Input for this task
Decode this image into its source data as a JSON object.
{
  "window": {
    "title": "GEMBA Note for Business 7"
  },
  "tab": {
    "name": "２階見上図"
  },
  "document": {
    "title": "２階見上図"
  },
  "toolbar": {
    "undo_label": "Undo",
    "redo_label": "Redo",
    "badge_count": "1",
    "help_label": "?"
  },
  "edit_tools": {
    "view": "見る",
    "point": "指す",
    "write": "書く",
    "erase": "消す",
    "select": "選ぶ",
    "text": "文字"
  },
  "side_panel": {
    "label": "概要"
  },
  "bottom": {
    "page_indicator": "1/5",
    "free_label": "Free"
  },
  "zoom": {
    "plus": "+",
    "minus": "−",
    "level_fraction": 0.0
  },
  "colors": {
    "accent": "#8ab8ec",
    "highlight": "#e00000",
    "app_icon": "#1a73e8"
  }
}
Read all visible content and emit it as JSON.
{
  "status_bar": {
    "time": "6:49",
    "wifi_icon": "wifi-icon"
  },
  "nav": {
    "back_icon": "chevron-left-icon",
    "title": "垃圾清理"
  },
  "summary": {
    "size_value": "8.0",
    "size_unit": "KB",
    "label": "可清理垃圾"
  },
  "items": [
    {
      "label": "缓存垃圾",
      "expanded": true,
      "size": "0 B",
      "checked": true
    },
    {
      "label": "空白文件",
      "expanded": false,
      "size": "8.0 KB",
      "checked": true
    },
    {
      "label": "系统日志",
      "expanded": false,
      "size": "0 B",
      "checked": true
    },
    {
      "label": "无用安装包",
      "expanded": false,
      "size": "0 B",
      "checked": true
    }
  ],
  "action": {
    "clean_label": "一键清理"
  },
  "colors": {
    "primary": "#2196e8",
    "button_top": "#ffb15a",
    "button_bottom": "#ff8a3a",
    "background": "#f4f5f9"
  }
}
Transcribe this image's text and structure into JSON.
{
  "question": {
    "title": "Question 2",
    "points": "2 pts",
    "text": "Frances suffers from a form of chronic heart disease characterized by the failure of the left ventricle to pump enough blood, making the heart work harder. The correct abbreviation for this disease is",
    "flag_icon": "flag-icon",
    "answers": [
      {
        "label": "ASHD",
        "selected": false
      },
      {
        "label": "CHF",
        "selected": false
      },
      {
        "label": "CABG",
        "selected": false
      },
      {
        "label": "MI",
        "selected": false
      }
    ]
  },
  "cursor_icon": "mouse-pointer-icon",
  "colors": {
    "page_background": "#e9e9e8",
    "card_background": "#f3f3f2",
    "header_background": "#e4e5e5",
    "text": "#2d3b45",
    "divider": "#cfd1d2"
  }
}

Problem requirements
Search the records for the word "text". Copy every line that has it.

Right answer
    "text": "文字"
Transcribe this image's text and structure into JSON.
    "text": "Frances suffers from a form of chronic heart disease characterized by the failure of the left ventricle to pump enough blood, making the heart work harder. The correct abbreviation for this disease is",
    "text": "#2d3b45",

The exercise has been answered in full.